TASK: Print the records below exactly as they appear.

(Data records)
================

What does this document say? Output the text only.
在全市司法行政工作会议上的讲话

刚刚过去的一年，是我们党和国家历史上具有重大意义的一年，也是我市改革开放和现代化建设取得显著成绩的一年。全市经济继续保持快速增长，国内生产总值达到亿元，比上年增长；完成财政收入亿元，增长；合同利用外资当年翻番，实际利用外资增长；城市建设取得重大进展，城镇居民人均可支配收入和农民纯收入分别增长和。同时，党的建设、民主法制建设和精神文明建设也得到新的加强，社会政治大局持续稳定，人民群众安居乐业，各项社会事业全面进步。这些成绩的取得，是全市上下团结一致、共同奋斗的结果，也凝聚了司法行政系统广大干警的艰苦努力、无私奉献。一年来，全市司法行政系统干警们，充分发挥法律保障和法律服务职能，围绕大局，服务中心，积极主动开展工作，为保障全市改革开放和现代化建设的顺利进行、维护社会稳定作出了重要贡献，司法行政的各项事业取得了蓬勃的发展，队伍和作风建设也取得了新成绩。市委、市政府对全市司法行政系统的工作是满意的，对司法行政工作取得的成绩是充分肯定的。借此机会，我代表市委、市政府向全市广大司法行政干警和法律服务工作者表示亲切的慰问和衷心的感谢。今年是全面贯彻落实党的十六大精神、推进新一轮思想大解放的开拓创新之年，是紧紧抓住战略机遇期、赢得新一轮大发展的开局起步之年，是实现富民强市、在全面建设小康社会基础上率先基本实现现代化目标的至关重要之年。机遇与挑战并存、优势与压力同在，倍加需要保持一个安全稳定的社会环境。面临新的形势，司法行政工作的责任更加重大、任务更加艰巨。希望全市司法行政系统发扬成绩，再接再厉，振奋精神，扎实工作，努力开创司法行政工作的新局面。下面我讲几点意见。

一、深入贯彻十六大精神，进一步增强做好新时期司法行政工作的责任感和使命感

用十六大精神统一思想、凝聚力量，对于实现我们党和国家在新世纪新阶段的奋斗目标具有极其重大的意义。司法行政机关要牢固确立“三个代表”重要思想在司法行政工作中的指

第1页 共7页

================

FINISHED ANSWER:
What does this document say? Output the text only.
在全市司法行政工作会议上的讲话

刚刚过去的一年，是我们党和国家历史上具有重大意义的一年，也是我市改革开放和现代化建设取得显著成绩的一年。全市经济继续保持快速增长，国内生产总值达到亿元，比上年增长；完成财政收入亿元，增长；合同利用外资当年翻番，实际利用外资增长；城市建设取得重大进展，城镇居民人均可支配收入和农民纯收入分别增长和。同时，党的建设、民主法制建设和精神文明建设也得到新的加强，社会政治大局持续稳定，人民群众安居乐业，各项社会事业全面进步。这些成绩的取得，是全市上下团结一致、共同奋斗的结果，也凝聚了司法行政系统广大干警的艰苦努力、无私奉献。一年来，全市司法行政系统干警们，充分发挥法律保障和法律服务职能，围绕大局，服务中心，积极主动开展工作，为保障全市改革开放和现代化建设的顺利进行、维护社会稳定作出了重要贡献，司法行政的各项事业取得了蓬勃的发展，队伍和作风建设也取得了新成绩。市委、市政府对全市司法行政系统的工作是满意的，对司法行政工作取得的成绩是充分肯定的。借此机会，我代表市委、市政府向全市广大司法行政干警和法律服务工作者表示亲切的慰问和衷心的感谢。今年是全面贯彻落实党的十六大精神、推进新一轮思想大解放的开拓创新之年，是紧紧抓住战略机遇期、赢得新一轮大发展的开局起步之年，是实现富民强市、在全面建设小康社会基础上率先基本实现现代化目标的至关重要之年。机遇与挑战并存、优势与压力同在，倍加需要保持一个安全稳定的社会环境。面临新的形势，司法行政工作的责任更加重大、任务更加艰巨。希望全市司法行政系统发扬成绩，再接再厉，振奋精神，扎实工作，努力开创司法行政工作的新局面。下面我讲几点意见。

一、深入贯彻十六大精神，进一步增强做好新时期司法行政工作的责任感和使命感

用十六大精神统一思想、凝聚力量，对于实现我们党和国家在新世纪新阶段的奋斗目标具有极其重大的意义。司法行政机关要牢固确立“三个代表”重要思想在司法行政工作中的指

第1页 共7页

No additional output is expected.